SET TASK: Copy each line that contains the string "운동자극".

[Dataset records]
^^^^^^^^^^^^^^^^

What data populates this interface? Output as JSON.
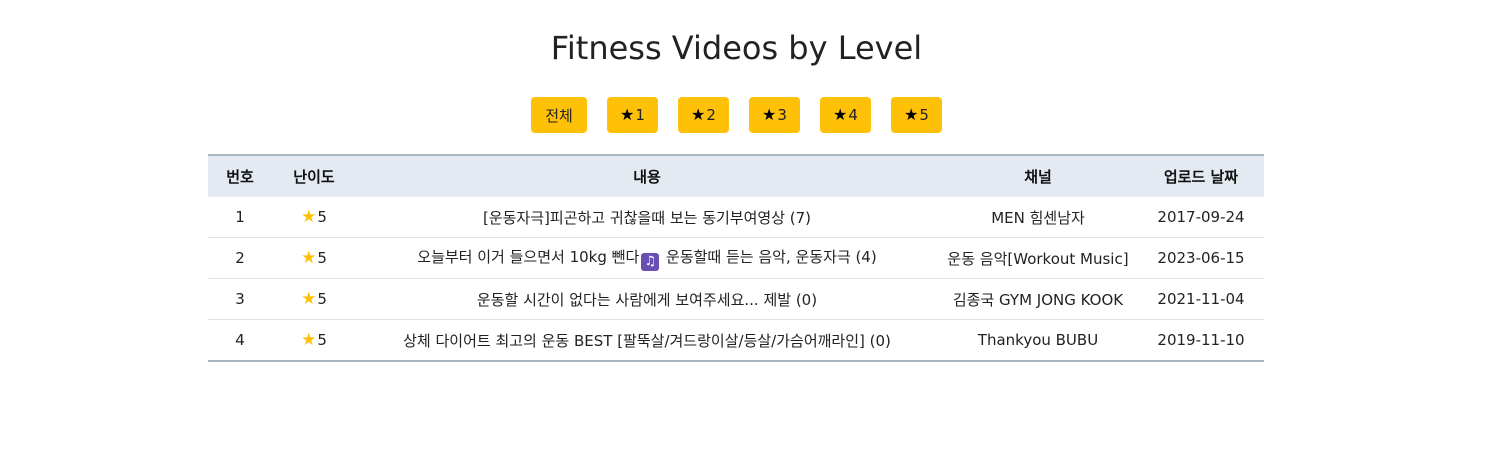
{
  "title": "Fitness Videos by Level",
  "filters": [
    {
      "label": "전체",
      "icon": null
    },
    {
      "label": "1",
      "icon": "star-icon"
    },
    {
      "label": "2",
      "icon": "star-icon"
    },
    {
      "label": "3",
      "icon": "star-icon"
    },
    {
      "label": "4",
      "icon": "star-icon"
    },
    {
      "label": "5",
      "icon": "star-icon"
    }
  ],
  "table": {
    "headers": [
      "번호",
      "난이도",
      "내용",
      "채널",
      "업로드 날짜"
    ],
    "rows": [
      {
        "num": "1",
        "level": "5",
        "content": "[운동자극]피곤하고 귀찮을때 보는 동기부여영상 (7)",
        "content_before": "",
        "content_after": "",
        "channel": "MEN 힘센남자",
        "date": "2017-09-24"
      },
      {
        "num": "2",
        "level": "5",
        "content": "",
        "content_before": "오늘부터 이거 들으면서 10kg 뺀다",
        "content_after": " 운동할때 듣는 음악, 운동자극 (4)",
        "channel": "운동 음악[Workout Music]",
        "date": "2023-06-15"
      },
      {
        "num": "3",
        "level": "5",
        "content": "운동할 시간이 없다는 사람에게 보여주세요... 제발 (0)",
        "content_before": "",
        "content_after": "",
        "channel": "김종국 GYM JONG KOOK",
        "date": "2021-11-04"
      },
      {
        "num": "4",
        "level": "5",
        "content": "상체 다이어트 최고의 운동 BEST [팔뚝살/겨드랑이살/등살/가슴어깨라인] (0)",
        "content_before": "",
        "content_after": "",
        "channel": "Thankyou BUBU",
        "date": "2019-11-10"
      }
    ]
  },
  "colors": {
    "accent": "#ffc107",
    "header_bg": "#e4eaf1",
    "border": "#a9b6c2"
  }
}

^^^^^^^^^^^^^^^^

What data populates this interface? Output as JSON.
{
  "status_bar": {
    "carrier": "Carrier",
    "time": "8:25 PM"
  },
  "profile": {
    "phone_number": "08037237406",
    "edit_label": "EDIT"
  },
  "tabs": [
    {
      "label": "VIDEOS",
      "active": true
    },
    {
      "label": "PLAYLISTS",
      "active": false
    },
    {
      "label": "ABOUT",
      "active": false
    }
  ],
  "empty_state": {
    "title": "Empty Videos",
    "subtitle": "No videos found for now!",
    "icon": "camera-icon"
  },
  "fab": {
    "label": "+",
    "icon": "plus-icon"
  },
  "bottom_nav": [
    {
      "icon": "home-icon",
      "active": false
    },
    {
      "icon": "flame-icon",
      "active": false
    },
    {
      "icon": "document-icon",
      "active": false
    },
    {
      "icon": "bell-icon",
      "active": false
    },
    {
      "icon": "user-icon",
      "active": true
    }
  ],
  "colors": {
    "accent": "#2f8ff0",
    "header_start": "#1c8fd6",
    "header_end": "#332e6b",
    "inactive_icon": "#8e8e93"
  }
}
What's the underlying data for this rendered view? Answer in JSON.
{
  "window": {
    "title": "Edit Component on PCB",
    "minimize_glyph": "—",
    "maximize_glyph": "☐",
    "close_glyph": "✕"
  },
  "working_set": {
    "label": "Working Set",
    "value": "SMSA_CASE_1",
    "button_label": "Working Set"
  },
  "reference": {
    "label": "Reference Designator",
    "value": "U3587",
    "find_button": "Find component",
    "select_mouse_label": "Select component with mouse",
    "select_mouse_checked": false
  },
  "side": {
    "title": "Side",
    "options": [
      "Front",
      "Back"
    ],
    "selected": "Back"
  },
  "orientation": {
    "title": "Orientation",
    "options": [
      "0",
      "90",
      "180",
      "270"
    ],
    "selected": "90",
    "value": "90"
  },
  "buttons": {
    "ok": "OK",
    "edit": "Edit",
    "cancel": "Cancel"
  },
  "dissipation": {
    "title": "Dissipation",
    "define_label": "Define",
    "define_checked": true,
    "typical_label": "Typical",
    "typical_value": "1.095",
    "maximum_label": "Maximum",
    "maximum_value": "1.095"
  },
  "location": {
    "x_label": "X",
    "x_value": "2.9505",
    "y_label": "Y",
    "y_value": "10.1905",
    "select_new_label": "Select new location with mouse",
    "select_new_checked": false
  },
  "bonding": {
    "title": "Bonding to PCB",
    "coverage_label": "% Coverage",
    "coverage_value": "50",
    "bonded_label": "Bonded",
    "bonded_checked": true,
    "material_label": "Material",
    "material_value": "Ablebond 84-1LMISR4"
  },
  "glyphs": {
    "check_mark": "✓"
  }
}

^^^^^^^^^^^^^^^^

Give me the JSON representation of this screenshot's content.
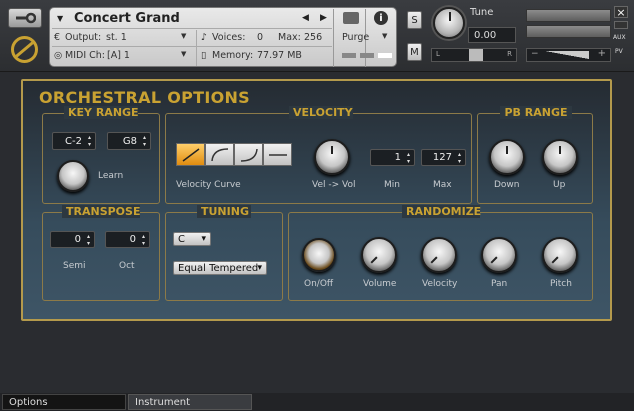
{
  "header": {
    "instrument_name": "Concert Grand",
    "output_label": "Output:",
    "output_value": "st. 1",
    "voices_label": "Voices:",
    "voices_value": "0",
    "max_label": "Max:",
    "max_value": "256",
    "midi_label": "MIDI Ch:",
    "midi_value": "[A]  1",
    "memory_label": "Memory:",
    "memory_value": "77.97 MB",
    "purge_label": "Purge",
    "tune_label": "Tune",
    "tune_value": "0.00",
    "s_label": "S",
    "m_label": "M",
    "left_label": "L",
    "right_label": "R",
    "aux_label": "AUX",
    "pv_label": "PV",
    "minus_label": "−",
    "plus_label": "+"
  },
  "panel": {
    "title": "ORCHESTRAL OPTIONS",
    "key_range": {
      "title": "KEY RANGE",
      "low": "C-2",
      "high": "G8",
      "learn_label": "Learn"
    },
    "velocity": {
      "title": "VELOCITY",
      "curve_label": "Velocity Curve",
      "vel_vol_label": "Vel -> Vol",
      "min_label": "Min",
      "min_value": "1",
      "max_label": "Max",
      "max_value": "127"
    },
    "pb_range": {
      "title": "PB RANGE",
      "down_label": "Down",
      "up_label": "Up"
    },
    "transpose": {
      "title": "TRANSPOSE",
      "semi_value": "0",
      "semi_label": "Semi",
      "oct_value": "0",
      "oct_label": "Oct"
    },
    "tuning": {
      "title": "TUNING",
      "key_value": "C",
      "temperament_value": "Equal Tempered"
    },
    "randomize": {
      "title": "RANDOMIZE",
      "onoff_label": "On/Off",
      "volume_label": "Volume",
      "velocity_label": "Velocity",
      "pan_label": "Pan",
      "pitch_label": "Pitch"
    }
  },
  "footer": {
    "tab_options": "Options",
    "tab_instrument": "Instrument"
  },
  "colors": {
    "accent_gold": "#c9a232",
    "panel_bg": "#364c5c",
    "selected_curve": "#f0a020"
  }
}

^^^^^^^^^^^^^^^^

WRITTEN RESPONSE:
        "content": "[운동자극]피곤하고 귀찮을때 보는 동기부여영상 (7)",
        "content_after": " 운동할때 듣는 음악, 운동자극 (4)",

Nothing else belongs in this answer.